#### Written exercise
Copy every record exactly, and keep the pictures out.

#### Extracted material
========================
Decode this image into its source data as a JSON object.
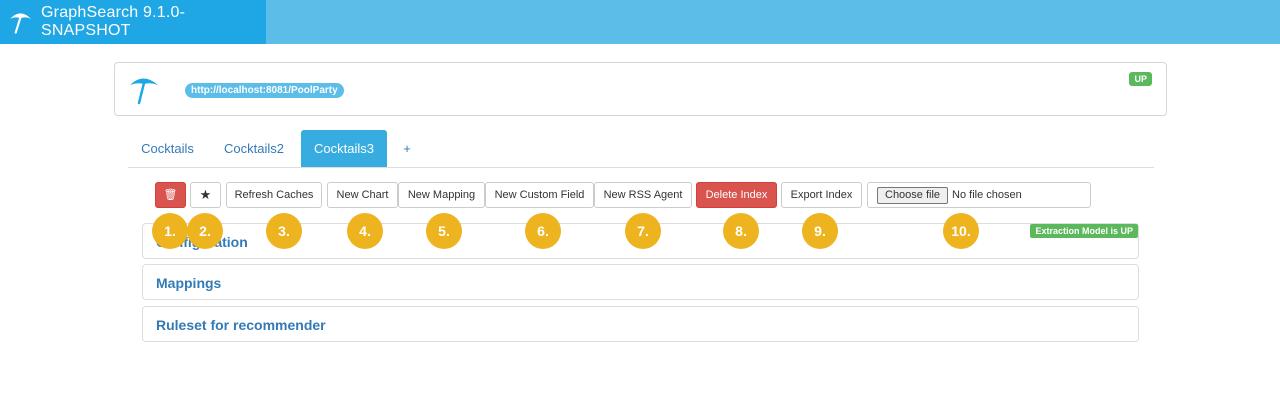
{
  "app": {
    "title": "GraphSearch 9.1.0-SNAPSHOT"
  },
  "server": {
    "url": "http://localhost:8081/PoolParty",
    "status": "UP"
  },
  "tabs": [
    {
      "label": "Cocktails"
    },
    {
      "label": "Cocktails2"
    },
    {
      "label": "Cocktails3"
    },
    {
      "label": "+"
    }
  ],
  "toolbar": {
    "delete_icon": "🗑",
    "star_icon": "★",
    "refresh_caches": "Refresh Caches",
    "new_chart": "New Chart",
    "new_mapping": "New Mapping",
    "new_custom_field": "New Custom Field",
    "new_rss_agent": "New RSS Agent",
    "delete_index": "Delete Index",
    "export_index": "Export Index",
    "file_button": "Choose file",
    "file_status": "No file chosen"
  },
  "panels": [
    {
      "title": "Configuration",
      "badge": "Extraction Model is UP"
    },
    {
      "title": "Mappings"
    },
    {
      "title": "Ruleset for recommender"
    }
  ],
  "markers": [
    "1.",
    "2.",
    "3.",
    "4.",
    "5.",
    "6.",
    "7.",
    "8.",
    "9.",
    "10."
  ],
  "colors": {
    "brand": "#1fa6e4",
    "topbar": "#5bbde8",
    "danger": "#d9534f",
    "success": "#5cb85c",
    "marker": "#eeb420",
    "link": "#337ab7"
  }
}
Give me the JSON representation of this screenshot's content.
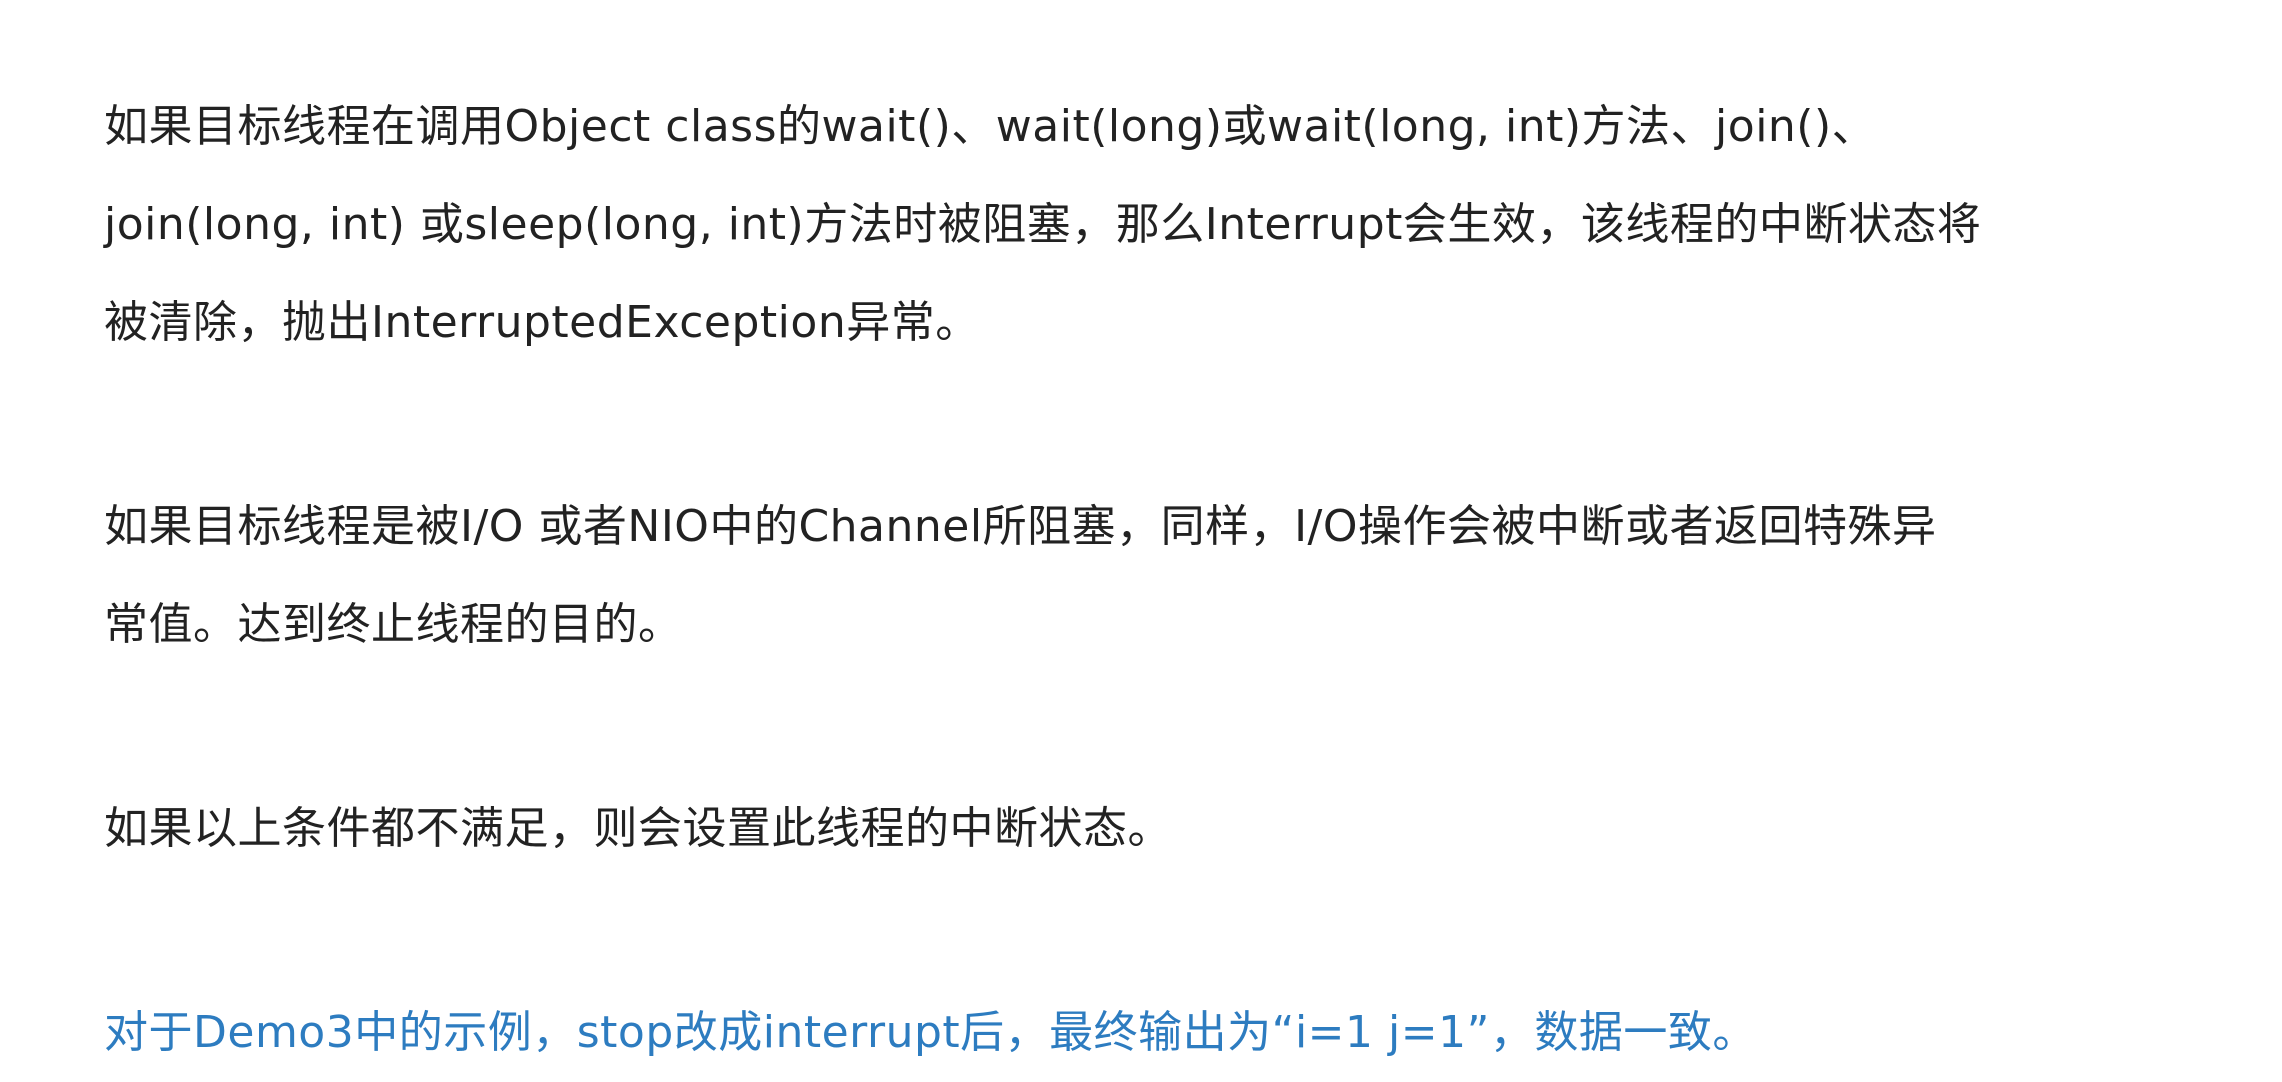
{
  "article": {
    "paragraphs": [
      {
        "lines": [
          "如果目标线程在调用Object  class的wait()、wait(long)或wait(long,  int)方法、join()、",
          "join(long, int) 或sleep(long, int)方法时被阻塞，那么Interrupt会生效，该线程的中断状态将",
          "被清除，抛出InterruptedException异常。"
        ]
      },
      {
        "lines": [
          "如果目标线程是被I/O 或者NIO中的Channel所阻塞，同样，I/O操作会被中断或者返回特殊异",
          "常值。达到终止线程的目的。"
        ]
      },
      {
        "lines": [
          "如果以上条件都不满足，则会设置此线程的中断状态。"
        ]
      },
      {
        "lines": [
          "对于Demo3中的示例，stop改成interrupt后，最终输出为“i=1  j=1”，数据一致。"
        ]
      }
    ]
  },
  "colors": {
    "text": "#222222",
    "accent": "#2d7cc0",
    "background": "#ffffff"
  }
}
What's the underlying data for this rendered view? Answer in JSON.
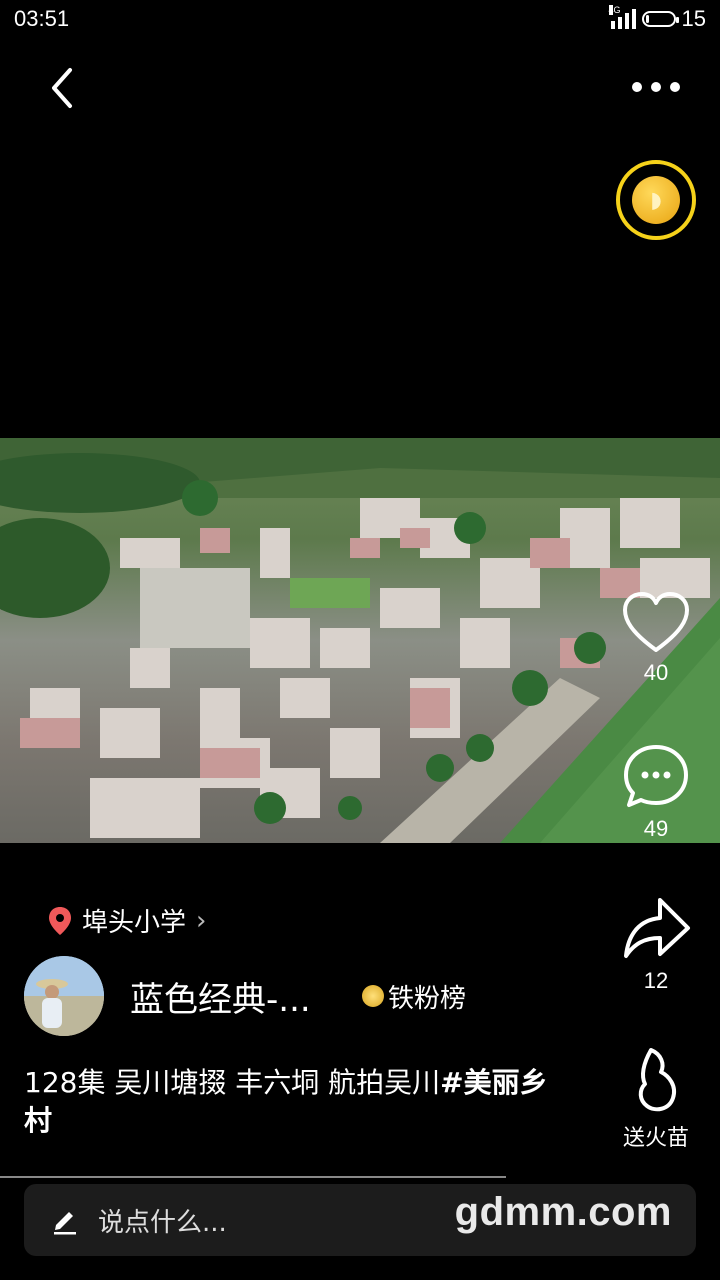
{
  "status_bar": {
    "time": "03:51",
    "network": "4G",
    "battery": "15",
    "battery_level": 0.15
  },
  "video": {
    "description_visible": true
  },
  "actions": {
    "likes": "40",
    "comments": "49",
    "shares": "12",
    "gift_label": "送火苗"
  },
  "location": {
    "name": "埠头小学"
  },
  "author": {
    "name": "蓝色经典-...",
    "badge": "铁粉榜"
  },
  "caption": {
    "text": "128集 吴川塘掇  丰六垌 航拍吴川",
    "tag": "#美丽乡村"
  },
  "comment": {
    "placeholder": "说点什么..."
  },
  "watermark": "gdmm.com",
  "colors": {
    "coin": "#f6d21a",
    "location_pin": "#f0595a"
  },
  "icons": [
    "back-icon",
    "more-icon",
    "coin-icon",
    "heart-icon",
    "comment-icon",
    "share-icon",
    "flame-icon",
    "location-pin-icon",
    "pencil-icon",
    "medal-icon"
  ]
}
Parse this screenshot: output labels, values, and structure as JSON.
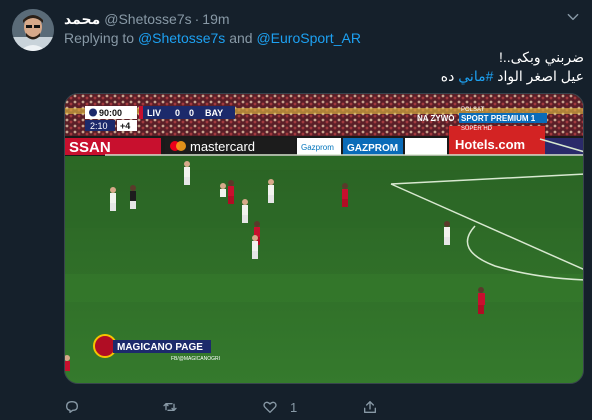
{
  "tweet": {
    "display_name": "محمد",
    "handle": "@Shetosse7s",
    "separator": "·",
    "timestamp": "19m",
    "reply_prefix": "Replying to",
    "reply_mention_1": "@Shetosse7s",
    "reply_and": "and",
    "reply_mention_2": "@EuroSport_AR",
    "line1": "ضربني وبكى..!",
    "line2_prefix": "عيل اصغر الواد ",
    "line2_hashtag": "#ماني",
    "line2_suffix": " ده"
  },
  "media": {
    "scoreboard": {
      "clock": "90:00",
      "home": "LIV",
      "home_score": "0",
      "away_score": "0",
      "away": "BAY",
      "added_time": "2:10",
      "added_plus": "+4"
    },
    "channel": {
      "broadcaster": "NA ZYWO",
      "name": "SPORT PREMIUM 1",
      "sub": "SUPER HD",
      "flag": "POLSAT"
    },
    "ads": {
      "left": "SSAN",
      "mastercard": "mastercard",
      "gazprom1": "Gazprom",
      "gazprom2": "GAZPROM",
      "hotels": "Hotels.com"
    },
    "watermark": {
      "name": "MAGICANO PAGE",
      "sub": "FB/@MAGICANOGRI"
    }
  },
  "actions": {
    "reply_count": "",
    "retweet_count": "",
    "like_count": "1",
    "share_count": ""
  },
  "colors": {
    "background": "#15202b",
    "secondary_text": "#8899a6",
    "accent": "#1da1f2",
    "pitch": "#2f6a29"
  }
}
========================
#### Answer
Decode this image into its source data as a JSON object.
{
  "app": {
    "title": "GraphSearch 9.1.0-SNAPSHOT"
  },
  "server": {
    "url": "http://localhost:8081/PoolParty",
    "status": "UP"
  },
  "tabs": [
    {
      "label": "Cocktails"
    },
    {
      "label": "Cocktails2"
    },
    {
      "label": "Cocktails3"
    },
    {
      "label": "+"
    }
  ],
  "toolbar": {
    "delete_icon": "🗑",
    "star_icon": "★",
    "refresh_caches": "Refresh Caches",
    "new_chart": "New Chart",
    "new_mapping": "New Mapping",
    "new_custom_field": "New Custom Field",
    "new_rss_agent": "New RSS Agent",
    "delete_index": "Delete Index",
    "export_index": "Export Index",
    "file_button": "Choose file",
    "file_status": "No file chosen"
  },
  "panels": [
    {
      "title": "Configuration",
      "badge": "Extraction Model is UP"
    },
    {
      "title": "Mappings"
    },
    {
      "title": "Ruleset for recommender"
    }
  ],
  "markers": [
    "1.",
    "2.",
    "3.",
    "4.",
    "5.",
    "6.",
    "7.",
    "8.",
    "9.",
    "10."
  ],
  "colors": {
    "brand": "#1fa6e4",
    "topbar": "#5bbde8",
    "danger": "#d9534f",
    "success": "#5cb85c",
    "marker": "#eeb420",
    "link": "#337ab7"
  }
}
Give me the JSON representation of this screenshot's content.
{
  "article": {
    "paragraphs": [
      {
        "lines": [
          "如果目标线程在调用Object  class的wait()、wait(long)或wait(long,  int)方法、join()、",
          "join(long, int) 或sleep(long, int)方法时被阻塞，那么Interrupt会生效，该线程的中断状态将",
          "被清除，抛出InterruptedException异常。"
        ]
      },
      {
        "lines": [
          "如果目标线程是被I/O 或者NIO中的Channel所阻塞，同样，I/O操作会被中断或者返回特殊异",
          "常值。达到终止线程的目的。"
        ]
      },
      {
        "lines": [
          "如果以上条件都不满足，则会设置此线程的中断状态。"
        ]
      },
      {
        "lines": [
          "对于Demo3中的示例，stop改成interrupt后，最终输出为“i=1  j=1”，数据一致。"
        ]
      }
    ]
  },
  "colors": {
    "text": "#222222",
    "accent": "#2d7cc0",
    "background": "#ffffff"
  }
}
What's the underlying data for this rendered view? Answer in JSON.
{
  "status_bar": {
    "time": "03:51",
    "network": "4G",
    "battery": "15",
    "battery_level": 0.15
  },
  "video": {
    "description_visible": true
  },
  "actions": {
    "likes": "40",
    "comments": "49",
    "shares": "12",
    "gift_label": "送火苗"
  },
  "location": {
    "name": "埠头小学"
  },
  "author": {
    "name": "蓝色经典-...",
    "badge": "铁粉榜"
  },
  "caption": {
    "text": "128集 吴川塘掇  丰六垌 航拍吴川",
    "tag": "#美丽乡村"
  },
  "comment": {
    "placeholder": "说点什么..."
  },
  "watermark": "gdmm.com",
  "colors": {
    "coin": "#f6d21a",
    "location_pin": "#f0595a"
  },
  "icons": [
    "back-icon",
    "more-icon",
    "coin-icon",
    "heart-icon",
    "comment-icon",
    "share-icon",
    "flame-icon",
    "location-pin-icon",
    "pencil-icon",
    "medal-icon"
  ]
}
Parse this screenshot: output labels, values, and structure as JSON.
{
  "tweet": {
    "display_name": "محمد",
    "handle": "@Shetosse7s",
    "separator": "·",
    "timestamp": "19m",
    "reply_prefix": "Replying to",
    "reply_mention_1": "@Shetosse7s",
    "reply_and": "and",
    "reply_mention_2": "@EuroSport_AR",
    "line1": "ضربني وبكى..!",
    "line2_prefix": "عيل اصغر الواد ",
    "line2_hashtag": "#ماني",
    "line2_suffix": " ده"
  },
  "media": {
    "scoreboard": {
      "clock": "90:00",
      "home": "LIV",
      "home_score": "0",
      "away_score": "0",
      "away": "BAY",
      "added_time": "2:10",
      "added_plus": "+4"
    },
    "channel": {
      "broadcaster": "NA ZYWO",
      "name": "SPORT PREMIUM 1",
      "sub": "SUPER HD",
      "flag": "POLSAT"
    },
    "ads": {
      "left": "SSAN",
      "mastercard": "mastercard",
      "gazprom1": "Gazprom",
      "gazprom2": "GAZPROM",
      "hotels": "Hotels.com"
    },
    "watermark": {
      "name": "MAGICANO PAGE",
      "sub": "FB/@MAGICANOGRI"
    }
  },
  "actions": {
    "reply_count": "",
    "retweet_count": "",
    "like_count": "1",
    "share_count": ""
  },
  "colors": {
    "background": "#15202b",
    "secondary_text": "#8899a6",
    "accent": "#1da1f2",
    "pitch": "#2f6a29"
  }
}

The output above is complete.